* [Aim of the exercise]
Comb through the entries for "项目体验" and pull out each line that holds it.

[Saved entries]
────────

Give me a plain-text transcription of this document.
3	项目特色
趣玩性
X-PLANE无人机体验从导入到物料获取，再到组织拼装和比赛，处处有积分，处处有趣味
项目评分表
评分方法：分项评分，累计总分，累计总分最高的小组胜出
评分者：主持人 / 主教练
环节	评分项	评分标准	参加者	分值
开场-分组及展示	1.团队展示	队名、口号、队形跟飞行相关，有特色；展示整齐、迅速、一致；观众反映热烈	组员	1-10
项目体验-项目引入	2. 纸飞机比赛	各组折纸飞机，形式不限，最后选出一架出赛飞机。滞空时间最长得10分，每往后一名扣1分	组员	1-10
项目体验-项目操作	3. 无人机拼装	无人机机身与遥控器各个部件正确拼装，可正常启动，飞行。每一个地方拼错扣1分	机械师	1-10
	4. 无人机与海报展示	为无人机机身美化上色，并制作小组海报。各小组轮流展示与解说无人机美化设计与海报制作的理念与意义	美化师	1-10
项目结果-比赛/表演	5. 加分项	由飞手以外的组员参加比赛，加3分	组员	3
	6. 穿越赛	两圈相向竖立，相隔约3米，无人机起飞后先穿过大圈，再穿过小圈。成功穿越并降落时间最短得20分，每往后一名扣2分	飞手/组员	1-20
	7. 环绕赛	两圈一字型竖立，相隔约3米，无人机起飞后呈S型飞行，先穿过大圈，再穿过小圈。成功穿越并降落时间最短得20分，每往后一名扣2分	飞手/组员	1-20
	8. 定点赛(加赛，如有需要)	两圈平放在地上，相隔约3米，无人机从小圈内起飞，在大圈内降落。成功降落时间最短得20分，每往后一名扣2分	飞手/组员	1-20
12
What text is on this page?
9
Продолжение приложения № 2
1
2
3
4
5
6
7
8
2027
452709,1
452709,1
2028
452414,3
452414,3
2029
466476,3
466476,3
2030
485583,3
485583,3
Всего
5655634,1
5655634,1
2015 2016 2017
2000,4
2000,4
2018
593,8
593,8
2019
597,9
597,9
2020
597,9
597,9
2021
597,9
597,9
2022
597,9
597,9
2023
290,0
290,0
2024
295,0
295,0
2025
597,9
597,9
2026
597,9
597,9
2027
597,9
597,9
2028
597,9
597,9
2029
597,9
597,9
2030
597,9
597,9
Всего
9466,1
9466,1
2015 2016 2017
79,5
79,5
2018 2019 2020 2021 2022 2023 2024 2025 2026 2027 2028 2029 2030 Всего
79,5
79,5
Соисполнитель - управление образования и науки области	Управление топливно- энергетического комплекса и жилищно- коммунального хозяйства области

────────

* [Exercise solution]
项目体验-项目引入	2. 纸飞机比赛	各组折纸飞机，形式不限，最后选出一架出赛飞机。滞空时间最长得10分，每往后一名扣1分	组员	1-10
项目体验-项目操作	3. 无人机拼装	无人机机身与遥控器各个部件正确拼装，可正常启动，飞行。每一个地方拼错扣1分	机械师	1-10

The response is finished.